Task objective:
Exclude the pictures, then copy all remaining records exactly.

--- Records provided ---

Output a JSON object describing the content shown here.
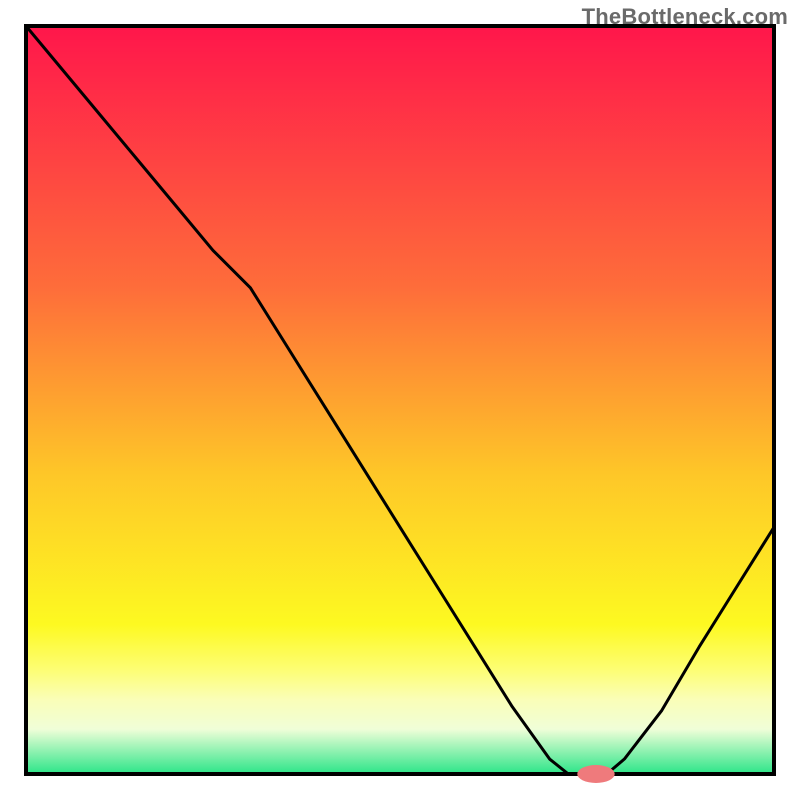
{
  "watermark": "TheBottleneck.com",
  "colors": {
    "frame": "#000000",
    "line": "#000000",
    "marker_fill": "#ef7a7c",
    "marker_stroke": "none",
    "gradient_top": "#ff164b",
    "gradient_35": "#fe6d3a",
    "gradient_60": "#fec728",
    "gradient_80": "#fdf921",
    "gradient_86": "#fdfe73",
    "gradient_90": "#fafeb7",
    "gradient_94": "#f0fed8",
    "gradient_bottom": "#2be588"
  },
  "chart_data": {
    "type": "line",
    "title": "",
    "xlabel": "",
    "ylabel": "",
    "x": [
      0.0,
      0.05,
      0.1,
      0.15,
      0.2,
      0.25,
      0.3,
      0.35,
      0.4,
      0.45,
      0.5,
      0.55,
      0.6,
      0.65,
      0.7,
      0.725,
      0.75,
      0.775,
      0.78,
      0.8,
      0.85,
      0.9,
      0.95,
      1.0
    ],
    "values": [
      1.0,
      0.94,
      0.88,
      0.82,
      0.76,
      0.7,
      0.65,
      0.57,
      0.49,
      0.41,
      0.33,
      0.25,
      0.17,
      0.09,
      0.02,
      0.0,
      0.0,
      0.0,
      0.003,
      0.02,
      0.085,
      0.17,
      0.25,
      0.33
    ],
    "xlim": [
      0,
      1
    ],
    "ylim": [
      0,
      1
    ],
    "marker": {
      "x": 0.762,
      "y": 0.0,
      "rx": 0.025,
      "ry": 0.012
    },
    "inflection_note": "slope changes around x≈0.25 (gentler above, steeper below); minimum plateau near x≈0.70–0.78; rises again toward x=1"
  }
}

---

Written solution:
Output a JSON object describing the content shown here.
{
  "watermark": "TheBottleneck.com",
  "colors": {
    "frame": "#000000",
    "line": "#000000",
    "marker_fill": "#ef7a7c",
    "marker_stroke": "none",
    "gradient_top": "#ff164b",
    "gradient_35": "#fe6d3a",
    "gradient_60": "#fec728",
    "gradient_80": "#fdf921",
    "gradient_86": "#fdfe73",
    "gradient_90": "#fafeb7",
    "gradient_94": "#f0fed8",
    "gradient_bottom": "#2be588"
  },
  "chart_data": {
    "type": "line",
    "title": "",
    "xlabel": "",
    "ylabel": "",
    "x": [
      0.0,
      0.05,
      0.1,
      0.15,
      0.2,
      0.25,
      0.3,
      0.35,
      0.4,
      0.45,
      0.5,
      0.55,
      0.6,
      0.65,
      0.7,
      0.725,
      0.75,
      0.775,
      0.78,
      0.8,
      0.85,
      0.9,
      0.95,
      1.0
    ],
    "values": [
      1.0,
      0.94,
      0.88,
      0.82,
      0.76,
      0.7,
      0.65,
      0.57,
      0.49,
      0.41,
      0.33,
      0.25,
      0.17,
      0.09,
      0.02,
      0.0,
      0.0,
      0.0,
      0.003,
      0.02,
      0.085,
      0.17,
      0.25,
      0.33
    ],
    "xlim": [
      0,
      1
    ],
    "ylim": [
      0,
      1
    ],
    "marker": {
      "x": 0.762,
      "y": 0.0,
      "rx": 0.025,
      "ry": 0.012
    },
    "inflection_note": "slope changes around x≈0.25 (gentler above, steeper below); minimum plateau near x≈0.70–0.78; rises again toward x=1"
  }
}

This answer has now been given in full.